-- To do --
• 1. Replace "code-token" with "token" in the listing, starting at its first line and ending after the line that contains "line-number: 6 [335, 144, 343, 160]". Reproduce only those lines, with everything else unchanged.
• 2. Resume the passage on 2008 draft-pick trades after its final sentence.
━━━━━ Text segment
The Pittsburgh Penguins' second-round pick went to the Toronto Maple Leafs as the result of a trade on February 26, 2008 that sent Hal Gill to Pittsburgh in exchange for a fifth-round pick in 2009 and this pick.
The Detroit Red Wings' second-round pick went to the Colorado Avalanche as the result of a trade on June 21, 2008 that sent Brad Richardson to Los Angeles in exchange for this pick.
Los Angeles previously acquired this pick as the result of a trade on February 26, 2008 that sent Brad Stuart to Detroit in exchange for a fourth-round pick in 2009 and this pick.

Round three

Notes
The Tampa Bay Lightning's third-round pick went to the San Jose Sharks as the result of a trade on June 21, 2008 that sent a fourth and fifth-round pick both in 2008 (117th and 147th overall) and a third-round pick in 2009 to Tampa Bay in exchange for this pick.
The Columbus Blue Jackets' third-round pick went to the Philadelphia Flyers as the result of a trade on June 20, 2008 that sent R. J. Umberger and a fourth-round pick in 2008 (118th overall) to Columbus in exchange for Colorado's first-round pick in 2008 (19th overall) and this pick.
The Toronto Maple Leafs' third-round pick went to the Chicago Blackhawks as the result of a trade on June 21, 2008 that sent a third and fourth-round pick both in 2008 (72nd and 102nd overall) to the New York Islanders in exchange for this pick.
New York previously acquired this pick as the result of a trade on June 20, 2008 that sent a first-round pick in 2008 (5th overall) to Toronto in exchange for a first-round pick in 2008 (7th overall), a conditional second-round pick in 2009 and this pick (being conditional at the time of the trade). The condition – New York will receive a second-round pick in 2008 and a third-round pick in 2009 or a second-round pick in 2009 and a third-round pick in 2008, at the Islanders choice – was converted on June 21, 2008.
The Florida Panthers' third-round pick went to the St. Louis Blues as the result of a trade on June 19, 2008 that sent Jamal Mayers to Toronto in exchange for this pick.
Toronto previously acquired this pick as the result of a trade on February 26, 2008 that sent Chad Kilger to Florida in exchange for this pick.
━━━━━━━━━━
━━━━━ Given information
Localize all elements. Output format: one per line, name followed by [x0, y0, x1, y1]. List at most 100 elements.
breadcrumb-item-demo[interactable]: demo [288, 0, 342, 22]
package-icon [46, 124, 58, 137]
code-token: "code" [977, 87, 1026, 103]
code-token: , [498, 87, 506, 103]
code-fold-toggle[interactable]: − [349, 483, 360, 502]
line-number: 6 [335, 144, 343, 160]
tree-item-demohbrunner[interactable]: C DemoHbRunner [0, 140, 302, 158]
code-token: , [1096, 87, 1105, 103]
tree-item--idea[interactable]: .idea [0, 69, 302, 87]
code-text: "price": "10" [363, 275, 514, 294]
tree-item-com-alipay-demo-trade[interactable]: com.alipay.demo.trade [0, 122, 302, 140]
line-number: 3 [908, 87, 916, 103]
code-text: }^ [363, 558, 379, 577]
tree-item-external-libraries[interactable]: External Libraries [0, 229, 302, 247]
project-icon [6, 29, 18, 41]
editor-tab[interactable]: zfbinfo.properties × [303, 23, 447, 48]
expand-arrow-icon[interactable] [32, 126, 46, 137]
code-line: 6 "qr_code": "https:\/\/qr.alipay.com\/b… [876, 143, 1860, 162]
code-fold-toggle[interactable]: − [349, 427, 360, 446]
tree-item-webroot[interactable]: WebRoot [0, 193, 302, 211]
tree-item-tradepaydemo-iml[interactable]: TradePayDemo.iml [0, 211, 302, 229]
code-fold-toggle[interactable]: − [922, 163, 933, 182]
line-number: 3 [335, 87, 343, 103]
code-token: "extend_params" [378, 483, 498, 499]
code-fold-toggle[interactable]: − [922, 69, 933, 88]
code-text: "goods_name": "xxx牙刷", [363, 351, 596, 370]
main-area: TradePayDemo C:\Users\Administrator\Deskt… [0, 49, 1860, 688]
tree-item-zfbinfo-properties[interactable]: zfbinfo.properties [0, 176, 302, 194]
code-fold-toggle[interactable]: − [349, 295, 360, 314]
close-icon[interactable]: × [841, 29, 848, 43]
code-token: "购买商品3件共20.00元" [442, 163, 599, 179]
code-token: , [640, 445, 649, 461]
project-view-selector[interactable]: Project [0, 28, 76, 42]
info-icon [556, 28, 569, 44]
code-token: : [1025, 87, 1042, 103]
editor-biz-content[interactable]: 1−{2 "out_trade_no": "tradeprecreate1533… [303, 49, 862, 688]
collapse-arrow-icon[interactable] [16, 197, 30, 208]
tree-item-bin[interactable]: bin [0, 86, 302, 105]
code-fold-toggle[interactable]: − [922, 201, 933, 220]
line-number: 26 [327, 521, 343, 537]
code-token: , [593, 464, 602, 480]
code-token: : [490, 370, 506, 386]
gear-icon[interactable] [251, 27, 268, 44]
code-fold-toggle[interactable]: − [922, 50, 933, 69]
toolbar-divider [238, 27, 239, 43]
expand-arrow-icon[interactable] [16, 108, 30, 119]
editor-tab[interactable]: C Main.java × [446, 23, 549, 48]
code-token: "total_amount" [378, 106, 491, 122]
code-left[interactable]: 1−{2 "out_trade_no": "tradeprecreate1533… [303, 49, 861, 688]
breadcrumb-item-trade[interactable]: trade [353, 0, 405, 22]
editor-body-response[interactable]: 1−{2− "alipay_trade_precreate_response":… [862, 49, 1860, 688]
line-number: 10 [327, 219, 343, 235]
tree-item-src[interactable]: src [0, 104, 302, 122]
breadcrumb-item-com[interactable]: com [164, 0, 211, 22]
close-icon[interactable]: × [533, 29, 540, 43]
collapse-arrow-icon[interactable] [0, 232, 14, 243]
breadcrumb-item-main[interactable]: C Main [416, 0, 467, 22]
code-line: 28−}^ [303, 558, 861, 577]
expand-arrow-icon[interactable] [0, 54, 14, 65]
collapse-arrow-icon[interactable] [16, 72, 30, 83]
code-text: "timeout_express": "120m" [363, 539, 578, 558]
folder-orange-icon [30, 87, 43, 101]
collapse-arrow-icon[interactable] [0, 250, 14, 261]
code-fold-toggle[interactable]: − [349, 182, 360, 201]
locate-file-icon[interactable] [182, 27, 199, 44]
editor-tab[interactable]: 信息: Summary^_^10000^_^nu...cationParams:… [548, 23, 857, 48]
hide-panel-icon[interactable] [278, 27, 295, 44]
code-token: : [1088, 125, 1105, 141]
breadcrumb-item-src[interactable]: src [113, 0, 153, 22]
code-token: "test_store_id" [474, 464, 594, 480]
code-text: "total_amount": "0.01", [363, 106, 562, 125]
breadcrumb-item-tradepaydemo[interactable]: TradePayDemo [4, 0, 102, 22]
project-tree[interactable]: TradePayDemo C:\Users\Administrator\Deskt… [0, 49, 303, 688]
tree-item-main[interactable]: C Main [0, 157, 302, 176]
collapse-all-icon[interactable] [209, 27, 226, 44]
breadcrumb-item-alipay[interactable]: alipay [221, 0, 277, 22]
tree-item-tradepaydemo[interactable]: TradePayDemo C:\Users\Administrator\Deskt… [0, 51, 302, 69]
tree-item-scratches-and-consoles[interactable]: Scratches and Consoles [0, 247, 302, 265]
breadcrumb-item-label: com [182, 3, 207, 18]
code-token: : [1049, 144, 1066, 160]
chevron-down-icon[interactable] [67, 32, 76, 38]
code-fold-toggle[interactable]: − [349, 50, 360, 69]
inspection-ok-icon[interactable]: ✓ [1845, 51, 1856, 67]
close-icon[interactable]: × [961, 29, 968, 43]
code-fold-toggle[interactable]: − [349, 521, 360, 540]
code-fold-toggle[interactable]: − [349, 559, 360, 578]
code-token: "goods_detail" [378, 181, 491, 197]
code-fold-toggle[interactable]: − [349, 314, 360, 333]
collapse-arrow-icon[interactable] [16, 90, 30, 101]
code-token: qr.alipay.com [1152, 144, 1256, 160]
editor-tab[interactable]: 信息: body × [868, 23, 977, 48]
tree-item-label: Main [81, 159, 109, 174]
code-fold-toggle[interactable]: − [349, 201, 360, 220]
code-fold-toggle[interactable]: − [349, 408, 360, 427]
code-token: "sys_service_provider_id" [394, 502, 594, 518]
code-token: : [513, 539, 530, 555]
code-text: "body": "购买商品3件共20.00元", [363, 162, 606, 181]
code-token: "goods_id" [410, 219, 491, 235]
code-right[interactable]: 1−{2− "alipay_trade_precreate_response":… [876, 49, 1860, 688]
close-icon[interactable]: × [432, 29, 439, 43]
━━━━━━━━━━
-- Responses to the exercise --
• 1.
Localize all elements. Output format: one per line, name followed by [x0, y0, x1, y1]. List at most 100 elements.
breadcrumb-item-demo[interactable]: demo [288, 0, 342, 22]
package-icon [46, 124, 58, 137]
token: "code" [977, 87, 1026, 103]
token: , [498, 87, 506, 103]
code-fold-toggle[interactable]: − [349, 483, 360, 502]
line-number: 6 [335, 144, 343, 160]

• 2.
The Vancouver Canucks' third-round pick went to the Anaheim Ducks as the result of a trade on July 25, 2005 where Anaheim transferred a third-round pick in 2006 and a second-round pick in 2007 to Vancouver in exchange for this pick. Vancouver received these picks as compensation for the Ducks signing of head coach Randy Carlyle.
The Chicago Blackhawks' third-round pick went to the New York Islanders as the result of a trade on June 21, 2008 that sent Toronto's third-round pick in 2008 (68th overall) to Chicago in exchange for a fourth-round pick in 2008 (102nd overall) and this pick.
The Edmonton Oilers' third-round pick went to the New York Islanders as the result of a trade on February 19, 2008 that sent Marc-Andre Bergeron to Anaheim in exchange for this pick.
Anaheim previously acquired this pick as compensation for not matching an offer sheet from Edmonton to restricted free agent Dustin Penner on August 2, 2007.
Edmonton previously re-acquired this pick as the result of a trade on July 5, 2007 that sent Anaheim's second-round pick in 2008 to the New York Islanders in exchange for Allan Rourke and this pick.
New York previously acquired this pick as the result of a trade on February 18, 2007 that sent Denis Grebeshkov to Edmonton in exchange for Marc-Andre Bergeron and this pick.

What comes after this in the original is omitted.